* Problem statement: Report how many lines in the records below contain the word "HORRIBLE". Give only the number.

(Collected data entries)
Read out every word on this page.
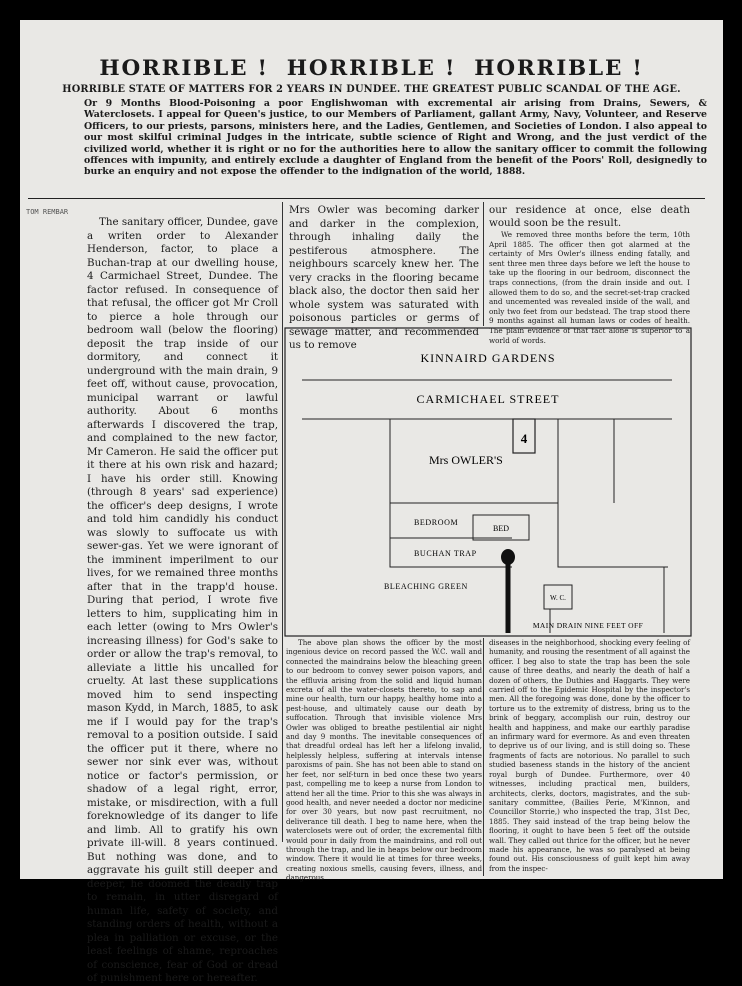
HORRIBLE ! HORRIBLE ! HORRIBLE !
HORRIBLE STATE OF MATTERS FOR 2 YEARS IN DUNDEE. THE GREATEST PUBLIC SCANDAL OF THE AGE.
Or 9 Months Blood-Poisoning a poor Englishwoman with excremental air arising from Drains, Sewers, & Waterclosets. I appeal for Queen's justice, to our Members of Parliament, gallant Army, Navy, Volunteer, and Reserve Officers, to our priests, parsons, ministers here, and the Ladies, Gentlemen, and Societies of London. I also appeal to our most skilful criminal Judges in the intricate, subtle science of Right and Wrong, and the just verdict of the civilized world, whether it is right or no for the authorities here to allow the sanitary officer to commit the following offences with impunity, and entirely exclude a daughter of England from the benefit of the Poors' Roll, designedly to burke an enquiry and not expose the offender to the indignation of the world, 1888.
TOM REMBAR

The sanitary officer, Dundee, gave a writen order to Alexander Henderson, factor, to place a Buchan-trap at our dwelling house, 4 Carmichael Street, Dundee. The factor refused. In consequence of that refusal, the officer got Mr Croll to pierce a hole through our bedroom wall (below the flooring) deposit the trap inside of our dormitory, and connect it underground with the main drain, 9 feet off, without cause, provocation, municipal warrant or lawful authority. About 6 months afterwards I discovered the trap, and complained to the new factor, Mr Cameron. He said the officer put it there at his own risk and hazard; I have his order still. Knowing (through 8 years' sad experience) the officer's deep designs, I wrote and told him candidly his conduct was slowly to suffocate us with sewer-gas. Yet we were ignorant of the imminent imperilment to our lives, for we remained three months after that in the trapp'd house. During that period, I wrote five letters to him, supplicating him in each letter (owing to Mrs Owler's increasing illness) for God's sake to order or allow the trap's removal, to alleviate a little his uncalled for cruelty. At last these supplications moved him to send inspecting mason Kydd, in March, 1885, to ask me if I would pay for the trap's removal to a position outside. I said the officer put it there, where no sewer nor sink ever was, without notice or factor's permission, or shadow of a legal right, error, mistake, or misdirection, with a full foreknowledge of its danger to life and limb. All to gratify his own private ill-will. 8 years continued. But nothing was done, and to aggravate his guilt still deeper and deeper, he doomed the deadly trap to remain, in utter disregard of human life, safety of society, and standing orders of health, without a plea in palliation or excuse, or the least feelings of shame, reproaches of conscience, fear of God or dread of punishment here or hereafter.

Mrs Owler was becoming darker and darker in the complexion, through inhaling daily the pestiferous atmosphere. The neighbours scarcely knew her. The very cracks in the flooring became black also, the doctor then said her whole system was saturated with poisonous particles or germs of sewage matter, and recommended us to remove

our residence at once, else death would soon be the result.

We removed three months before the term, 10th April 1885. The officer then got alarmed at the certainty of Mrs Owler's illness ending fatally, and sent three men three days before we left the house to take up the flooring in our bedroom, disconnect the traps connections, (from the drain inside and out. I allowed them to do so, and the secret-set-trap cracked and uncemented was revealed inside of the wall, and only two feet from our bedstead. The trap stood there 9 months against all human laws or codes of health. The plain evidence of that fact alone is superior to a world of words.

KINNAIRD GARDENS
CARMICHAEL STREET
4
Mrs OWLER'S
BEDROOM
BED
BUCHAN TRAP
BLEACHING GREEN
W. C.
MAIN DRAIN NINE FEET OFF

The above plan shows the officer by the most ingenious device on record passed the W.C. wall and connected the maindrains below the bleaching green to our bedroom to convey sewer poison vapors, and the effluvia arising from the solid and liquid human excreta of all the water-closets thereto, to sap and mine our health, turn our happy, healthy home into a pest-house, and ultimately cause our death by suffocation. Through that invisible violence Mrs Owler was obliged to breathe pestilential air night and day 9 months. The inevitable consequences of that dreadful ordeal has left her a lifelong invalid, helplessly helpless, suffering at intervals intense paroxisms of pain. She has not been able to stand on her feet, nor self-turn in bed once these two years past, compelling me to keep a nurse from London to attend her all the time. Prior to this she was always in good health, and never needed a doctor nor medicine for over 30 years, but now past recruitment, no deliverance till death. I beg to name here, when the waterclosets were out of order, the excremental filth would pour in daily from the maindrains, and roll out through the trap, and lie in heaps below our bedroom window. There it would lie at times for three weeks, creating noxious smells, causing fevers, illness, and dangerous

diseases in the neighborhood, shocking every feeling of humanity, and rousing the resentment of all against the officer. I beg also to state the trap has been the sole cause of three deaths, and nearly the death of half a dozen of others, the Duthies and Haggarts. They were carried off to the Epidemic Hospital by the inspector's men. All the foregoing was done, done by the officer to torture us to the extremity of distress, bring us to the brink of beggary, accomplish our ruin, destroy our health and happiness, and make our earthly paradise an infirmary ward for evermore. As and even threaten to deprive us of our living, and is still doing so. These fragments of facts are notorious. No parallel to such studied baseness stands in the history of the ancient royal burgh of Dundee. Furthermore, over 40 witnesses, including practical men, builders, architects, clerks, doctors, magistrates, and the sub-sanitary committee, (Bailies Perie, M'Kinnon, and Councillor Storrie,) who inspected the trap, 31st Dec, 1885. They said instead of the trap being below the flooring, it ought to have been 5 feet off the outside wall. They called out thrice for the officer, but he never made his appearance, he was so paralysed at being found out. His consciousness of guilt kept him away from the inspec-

...

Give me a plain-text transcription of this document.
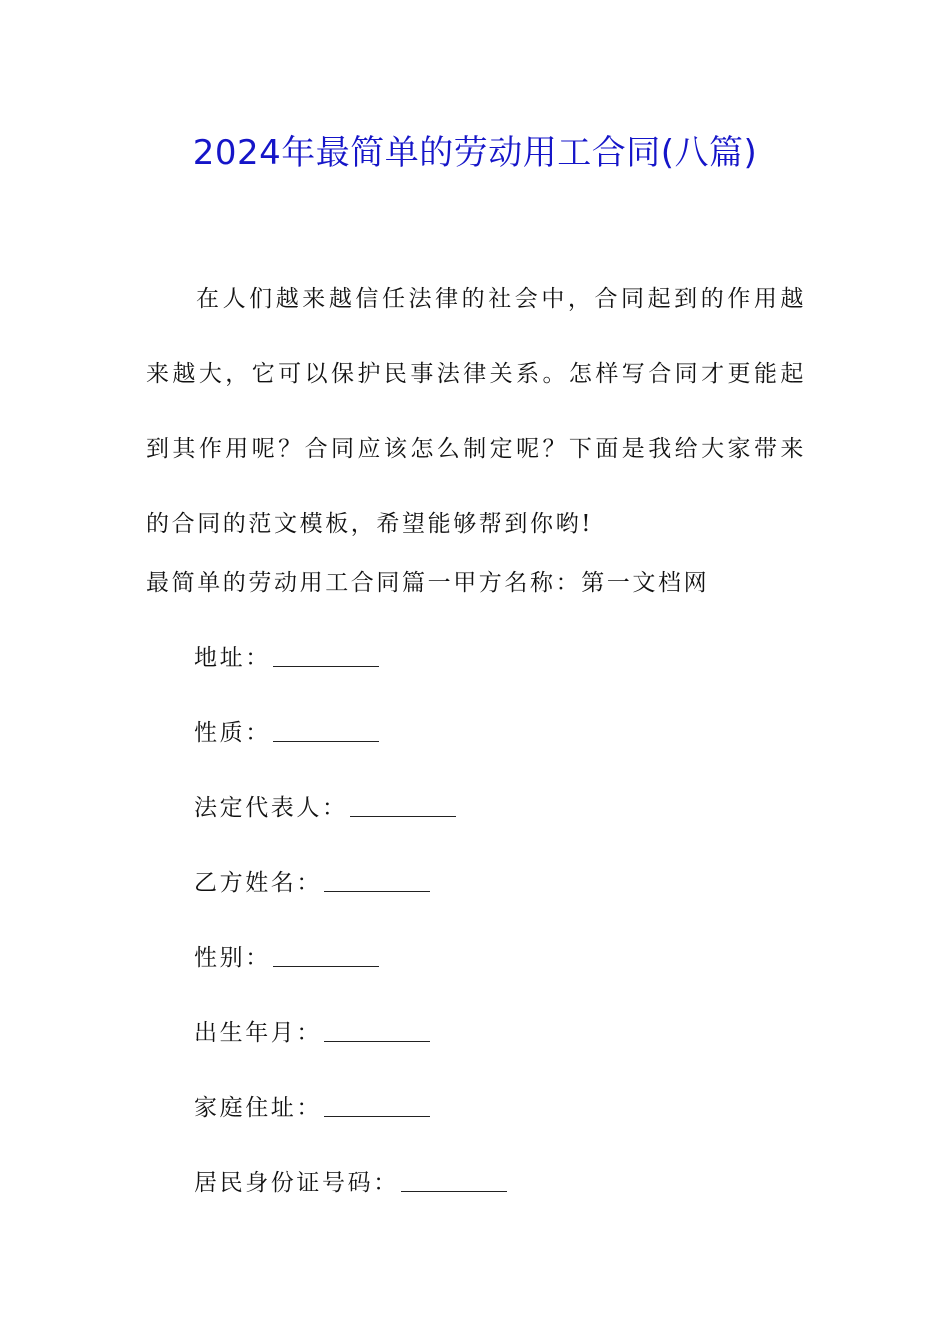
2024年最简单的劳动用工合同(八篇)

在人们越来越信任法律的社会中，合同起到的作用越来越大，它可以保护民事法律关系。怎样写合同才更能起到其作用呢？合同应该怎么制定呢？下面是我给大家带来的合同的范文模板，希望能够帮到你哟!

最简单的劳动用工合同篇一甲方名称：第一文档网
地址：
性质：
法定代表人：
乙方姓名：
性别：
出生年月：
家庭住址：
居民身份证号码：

* Worked answer: 2